━━━ DATA FOR THIS EXERCISE ━━━

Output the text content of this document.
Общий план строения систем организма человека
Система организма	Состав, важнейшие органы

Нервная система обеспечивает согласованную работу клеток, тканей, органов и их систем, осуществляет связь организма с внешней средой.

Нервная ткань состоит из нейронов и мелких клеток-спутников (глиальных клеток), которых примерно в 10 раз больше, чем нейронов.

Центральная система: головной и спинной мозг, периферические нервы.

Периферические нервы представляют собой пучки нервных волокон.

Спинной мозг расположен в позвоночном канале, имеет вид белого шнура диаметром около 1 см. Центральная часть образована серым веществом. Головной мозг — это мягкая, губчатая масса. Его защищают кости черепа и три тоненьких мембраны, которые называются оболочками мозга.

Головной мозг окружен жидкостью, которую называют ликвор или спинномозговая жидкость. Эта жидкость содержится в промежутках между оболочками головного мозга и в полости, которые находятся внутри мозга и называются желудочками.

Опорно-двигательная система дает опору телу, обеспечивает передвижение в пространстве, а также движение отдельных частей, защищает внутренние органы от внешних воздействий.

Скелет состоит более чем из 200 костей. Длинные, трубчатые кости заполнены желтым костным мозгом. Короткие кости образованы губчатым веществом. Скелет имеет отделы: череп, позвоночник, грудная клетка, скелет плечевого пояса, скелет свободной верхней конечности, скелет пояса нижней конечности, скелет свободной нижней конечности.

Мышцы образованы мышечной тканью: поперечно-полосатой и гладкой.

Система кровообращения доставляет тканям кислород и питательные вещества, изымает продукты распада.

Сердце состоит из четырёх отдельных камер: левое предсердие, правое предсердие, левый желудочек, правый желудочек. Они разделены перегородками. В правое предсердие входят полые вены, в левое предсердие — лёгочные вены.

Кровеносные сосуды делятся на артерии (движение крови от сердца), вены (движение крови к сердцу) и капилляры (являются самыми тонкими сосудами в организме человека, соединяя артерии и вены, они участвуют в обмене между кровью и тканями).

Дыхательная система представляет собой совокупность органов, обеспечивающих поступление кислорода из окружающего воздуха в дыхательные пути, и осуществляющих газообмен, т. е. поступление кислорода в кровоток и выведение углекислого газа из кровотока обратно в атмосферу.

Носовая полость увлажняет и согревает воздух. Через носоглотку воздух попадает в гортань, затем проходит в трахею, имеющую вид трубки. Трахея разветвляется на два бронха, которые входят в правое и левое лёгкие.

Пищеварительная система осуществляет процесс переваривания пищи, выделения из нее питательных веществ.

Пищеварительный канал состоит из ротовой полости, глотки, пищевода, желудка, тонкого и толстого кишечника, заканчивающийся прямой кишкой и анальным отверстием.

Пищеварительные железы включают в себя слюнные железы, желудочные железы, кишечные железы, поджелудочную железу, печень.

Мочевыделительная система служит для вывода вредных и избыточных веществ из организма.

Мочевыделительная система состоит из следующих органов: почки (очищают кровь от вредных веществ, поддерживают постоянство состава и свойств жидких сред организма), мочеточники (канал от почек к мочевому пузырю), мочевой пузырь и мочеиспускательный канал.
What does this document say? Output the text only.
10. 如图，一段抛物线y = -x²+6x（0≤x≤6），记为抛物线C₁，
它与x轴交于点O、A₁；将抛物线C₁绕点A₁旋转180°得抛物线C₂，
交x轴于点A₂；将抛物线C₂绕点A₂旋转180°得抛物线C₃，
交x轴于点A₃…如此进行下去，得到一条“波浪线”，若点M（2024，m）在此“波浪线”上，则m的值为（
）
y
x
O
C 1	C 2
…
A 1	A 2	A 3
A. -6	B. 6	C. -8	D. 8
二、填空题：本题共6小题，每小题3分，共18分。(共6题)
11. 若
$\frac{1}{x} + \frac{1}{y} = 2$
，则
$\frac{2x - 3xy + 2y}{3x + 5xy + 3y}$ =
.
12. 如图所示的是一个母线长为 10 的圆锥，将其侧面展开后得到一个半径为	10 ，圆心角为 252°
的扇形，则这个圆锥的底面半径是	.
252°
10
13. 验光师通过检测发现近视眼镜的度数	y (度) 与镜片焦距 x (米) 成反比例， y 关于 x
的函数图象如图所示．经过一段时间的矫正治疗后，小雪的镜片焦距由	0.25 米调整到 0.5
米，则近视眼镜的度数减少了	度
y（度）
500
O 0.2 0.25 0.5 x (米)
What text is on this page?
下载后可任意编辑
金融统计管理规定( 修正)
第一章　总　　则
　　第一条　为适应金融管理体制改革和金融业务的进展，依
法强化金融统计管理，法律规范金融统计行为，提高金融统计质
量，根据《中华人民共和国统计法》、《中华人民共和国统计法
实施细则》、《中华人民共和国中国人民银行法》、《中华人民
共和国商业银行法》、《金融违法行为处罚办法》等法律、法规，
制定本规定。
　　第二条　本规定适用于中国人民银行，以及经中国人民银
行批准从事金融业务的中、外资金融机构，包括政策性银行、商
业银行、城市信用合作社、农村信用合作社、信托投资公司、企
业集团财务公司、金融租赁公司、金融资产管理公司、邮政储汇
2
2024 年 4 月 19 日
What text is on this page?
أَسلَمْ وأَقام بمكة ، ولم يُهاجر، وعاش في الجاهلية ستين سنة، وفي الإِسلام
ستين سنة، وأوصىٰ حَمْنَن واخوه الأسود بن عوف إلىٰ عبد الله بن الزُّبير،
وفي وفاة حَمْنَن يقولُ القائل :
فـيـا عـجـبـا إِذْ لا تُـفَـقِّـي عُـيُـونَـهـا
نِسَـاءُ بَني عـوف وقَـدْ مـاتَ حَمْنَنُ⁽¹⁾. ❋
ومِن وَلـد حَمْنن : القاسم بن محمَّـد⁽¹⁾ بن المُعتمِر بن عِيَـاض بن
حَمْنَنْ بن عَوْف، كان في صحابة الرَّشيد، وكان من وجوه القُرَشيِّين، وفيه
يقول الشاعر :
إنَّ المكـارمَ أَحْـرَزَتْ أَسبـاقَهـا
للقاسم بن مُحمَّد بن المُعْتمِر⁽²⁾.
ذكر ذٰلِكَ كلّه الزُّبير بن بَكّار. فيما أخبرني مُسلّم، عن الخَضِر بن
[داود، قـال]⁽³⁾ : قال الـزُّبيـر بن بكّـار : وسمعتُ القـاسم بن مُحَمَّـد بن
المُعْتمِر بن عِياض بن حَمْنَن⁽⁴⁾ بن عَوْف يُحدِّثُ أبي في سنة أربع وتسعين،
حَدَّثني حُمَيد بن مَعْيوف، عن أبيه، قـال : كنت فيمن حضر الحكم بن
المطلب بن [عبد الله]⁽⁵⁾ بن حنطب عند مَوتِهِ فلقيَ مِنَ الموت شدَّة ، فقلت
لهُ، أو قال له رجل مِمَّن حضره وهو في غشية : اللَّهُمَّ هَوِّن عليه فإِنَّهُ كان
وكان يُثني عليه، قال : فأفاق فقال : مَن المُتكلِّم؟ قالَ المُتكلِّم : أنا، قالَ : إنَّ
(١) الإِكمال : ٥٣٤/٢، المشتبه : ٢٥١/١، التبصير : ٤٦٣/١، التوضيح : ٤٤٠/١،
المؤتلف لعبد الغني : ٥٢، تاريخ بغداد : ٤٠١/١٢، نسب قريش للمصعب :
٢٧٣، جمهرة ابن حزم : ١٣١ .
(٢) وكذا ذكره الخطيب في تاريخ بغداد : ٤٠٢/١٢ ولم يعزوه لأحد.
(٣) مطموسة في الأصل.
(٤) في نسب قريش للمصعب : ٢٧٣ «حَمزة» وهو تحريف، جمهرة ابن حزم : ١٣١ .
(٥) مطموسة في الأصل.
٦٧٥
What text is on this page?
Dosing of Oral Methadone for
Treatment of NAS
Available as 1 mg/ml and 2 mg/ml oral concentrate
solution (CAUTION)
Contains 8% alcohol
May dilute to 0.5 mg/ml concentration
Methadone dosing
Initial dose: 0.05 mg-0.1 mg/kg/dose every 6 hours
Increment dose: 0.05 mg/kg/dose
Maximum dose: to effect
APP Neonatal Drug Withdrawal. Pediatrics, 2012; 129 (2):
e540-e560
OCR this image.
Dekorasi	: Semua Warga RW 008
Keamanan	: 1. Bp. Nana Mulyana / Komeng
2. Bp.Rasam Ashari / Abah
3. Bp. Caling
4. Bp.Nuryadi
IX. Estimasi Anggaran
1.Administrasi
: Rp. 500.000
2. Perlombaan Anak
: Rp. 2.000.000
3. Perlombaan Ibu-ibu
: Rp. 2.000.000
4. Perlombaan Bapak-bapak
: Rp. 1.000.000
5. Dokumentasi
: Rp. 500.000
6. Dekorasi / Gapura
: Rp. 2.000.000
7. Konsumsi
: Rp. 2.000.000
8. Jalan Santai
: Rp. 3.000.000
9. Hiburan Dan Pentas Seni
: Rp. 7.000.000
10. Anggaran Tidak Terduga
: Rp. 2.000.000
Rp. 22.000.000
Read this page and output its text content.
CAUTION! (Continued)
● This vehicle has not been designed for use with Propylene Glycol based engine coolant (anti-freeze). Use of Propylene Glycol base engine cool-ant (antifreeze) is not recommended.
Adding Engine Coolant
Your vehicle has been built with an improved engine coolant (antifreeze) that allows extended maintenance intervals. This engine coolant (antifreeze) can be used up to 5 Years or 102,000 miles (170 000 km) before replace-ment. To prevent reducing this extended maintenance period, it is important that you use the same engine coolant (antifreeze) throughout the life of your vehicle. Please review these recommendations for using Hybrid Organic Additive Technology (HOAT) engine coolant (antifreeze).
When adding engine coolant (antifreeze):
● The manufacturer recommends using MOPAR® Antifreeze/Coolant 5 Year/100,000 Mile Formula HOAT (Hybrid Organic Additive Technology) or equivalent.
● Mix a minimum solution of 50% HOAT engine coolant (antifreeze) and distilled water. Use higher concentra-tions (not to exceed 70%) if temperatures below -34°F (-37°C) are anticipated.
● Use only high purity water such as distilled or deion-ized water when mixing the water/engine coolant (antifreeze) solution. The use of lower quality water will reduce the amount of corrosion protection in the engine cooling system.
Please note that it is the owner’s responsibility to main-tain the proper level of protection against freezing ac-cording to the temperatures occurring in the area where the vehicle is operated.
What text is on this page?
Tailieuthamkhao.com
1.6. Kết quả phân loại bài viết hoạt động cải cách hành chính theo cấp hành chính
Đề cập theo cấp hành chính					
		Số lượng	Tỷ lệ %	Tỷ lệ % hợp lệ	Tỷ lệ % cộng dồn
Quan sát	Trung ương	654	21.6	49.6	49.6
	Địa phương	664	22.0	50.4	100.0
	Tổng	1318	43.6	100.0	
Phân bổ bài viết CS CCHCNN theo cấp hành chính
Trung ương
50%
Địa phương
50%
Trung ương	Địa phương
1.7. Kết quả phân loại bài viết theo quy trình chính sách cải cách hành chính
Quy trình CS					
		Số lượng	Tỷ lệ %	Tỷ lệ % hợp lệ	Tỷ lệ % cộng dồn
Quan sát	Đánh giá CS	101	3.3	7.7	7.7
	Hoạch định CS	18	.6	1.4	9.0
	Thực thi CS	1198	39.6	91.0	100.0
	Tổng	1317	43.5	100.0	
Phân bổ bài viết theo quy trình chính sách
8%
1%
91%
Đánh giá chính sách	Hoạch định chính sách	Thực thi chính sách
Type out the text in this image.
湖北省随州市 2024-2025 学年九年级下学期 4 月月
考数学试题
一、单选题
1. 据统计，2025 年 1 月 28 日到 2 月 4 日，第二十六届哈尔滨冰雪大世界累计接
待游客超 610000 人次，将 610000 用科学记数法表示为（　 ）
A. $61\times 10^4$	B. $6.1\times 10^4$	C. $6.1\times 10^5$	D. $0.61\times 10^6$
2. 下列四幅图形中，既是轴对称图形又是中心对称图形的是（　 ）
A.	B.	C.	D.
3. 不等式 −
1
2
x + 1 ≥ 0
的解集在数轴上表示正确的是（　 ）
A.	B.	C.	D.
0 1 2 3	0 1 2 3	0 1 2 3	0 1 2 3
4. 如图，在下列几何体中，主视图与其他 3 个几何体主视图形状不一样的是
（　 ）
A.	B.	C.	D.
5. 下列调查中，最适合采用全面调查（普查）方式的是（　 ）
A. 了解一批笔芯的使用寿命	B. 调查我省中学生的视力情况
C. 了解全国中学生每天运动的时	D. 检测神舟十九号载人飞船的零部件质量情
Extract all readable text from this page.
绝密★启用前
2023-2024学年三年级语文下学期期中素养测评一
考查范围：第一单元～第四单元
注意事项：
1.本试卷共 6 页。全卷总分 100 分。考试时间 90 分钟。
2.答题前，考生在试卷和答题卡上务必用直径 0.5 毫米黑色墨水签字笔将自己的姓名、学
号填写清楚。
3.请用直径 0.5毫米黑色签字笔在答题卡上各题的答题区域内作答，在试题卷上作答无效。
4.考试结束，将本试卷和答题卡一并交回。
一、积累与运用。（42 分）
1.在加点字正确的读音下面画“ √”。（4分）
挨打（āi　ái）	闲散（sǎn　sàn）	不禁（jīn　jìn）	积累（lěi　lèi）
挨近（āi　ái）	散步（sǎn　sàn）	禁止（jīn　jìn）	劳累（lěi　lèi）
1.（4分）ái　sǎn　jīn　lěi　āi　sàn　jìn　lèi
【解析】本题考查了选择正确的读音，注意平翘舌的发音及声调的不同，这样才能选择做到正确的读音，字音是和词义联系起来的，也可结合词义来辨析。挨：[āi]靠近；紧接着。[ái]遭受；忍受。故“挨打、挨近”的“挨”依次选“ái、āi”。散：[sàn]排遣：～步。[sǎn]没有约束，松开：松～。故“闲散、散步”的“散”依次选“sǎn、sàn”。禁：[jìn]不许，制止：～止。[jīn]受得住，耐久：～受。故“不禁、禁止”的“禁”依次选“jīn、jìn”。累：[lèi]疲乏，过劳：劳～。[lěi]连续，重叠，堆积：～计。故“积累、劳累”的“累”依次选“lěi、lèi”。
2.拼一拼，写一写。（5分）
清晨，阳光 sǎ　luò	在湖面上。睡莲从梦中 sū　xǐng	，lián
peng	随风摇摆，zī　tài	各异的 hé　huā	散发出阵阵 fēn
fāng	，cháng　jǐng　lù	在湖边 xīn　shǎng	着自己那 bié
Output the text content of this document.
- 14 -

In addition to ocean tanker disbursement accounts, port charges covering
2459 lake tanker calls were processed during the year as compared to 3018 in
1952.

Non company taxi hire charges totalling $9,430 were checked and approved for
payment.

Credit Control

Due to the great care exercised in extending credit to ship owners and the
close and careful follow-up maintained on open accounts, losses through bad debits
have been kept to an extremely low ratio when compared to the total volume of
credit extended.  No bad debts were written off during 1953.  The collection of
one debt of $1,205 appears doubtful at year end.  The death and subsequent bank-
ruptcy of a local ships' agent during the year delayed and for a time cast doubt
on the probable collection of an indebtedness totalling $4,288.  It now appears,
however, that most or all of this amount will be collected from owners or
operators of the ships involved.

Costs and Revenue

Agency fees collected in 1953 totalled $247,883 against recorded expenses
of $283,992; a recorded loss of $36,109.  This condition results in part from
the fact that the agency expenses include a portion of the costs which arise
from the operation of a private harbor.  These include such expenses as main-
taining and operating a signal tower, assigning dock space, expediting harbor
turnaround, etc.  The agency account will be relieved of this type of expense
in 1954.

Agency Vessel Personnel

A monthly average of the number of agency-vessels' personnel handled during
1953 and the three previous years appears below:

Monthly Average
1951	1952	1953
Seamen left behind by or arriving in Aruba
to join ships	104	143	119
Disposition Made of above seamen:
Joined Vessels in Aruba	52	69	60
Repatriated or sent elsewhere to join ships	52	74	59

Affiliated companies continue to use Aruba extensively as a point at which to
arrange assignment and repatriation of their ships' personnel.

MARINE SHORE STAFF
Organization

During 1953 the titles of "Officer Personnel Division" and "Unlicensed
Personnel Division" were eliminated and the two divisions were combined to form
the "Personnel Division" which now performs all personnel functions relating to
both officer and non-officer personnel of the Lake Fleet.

━━━

▸ **WHAT YOU NEED TO DO**: Show every line where the string "which" appears.

▸ **RESULT FOR THIS EXERCISE**:
the fact that the agency expenses include a portion of the costs which arise
Affiliated companies continue to use Aruba extensively as a point at which to
the "Personnel Division" which now performs all personnel functions relating to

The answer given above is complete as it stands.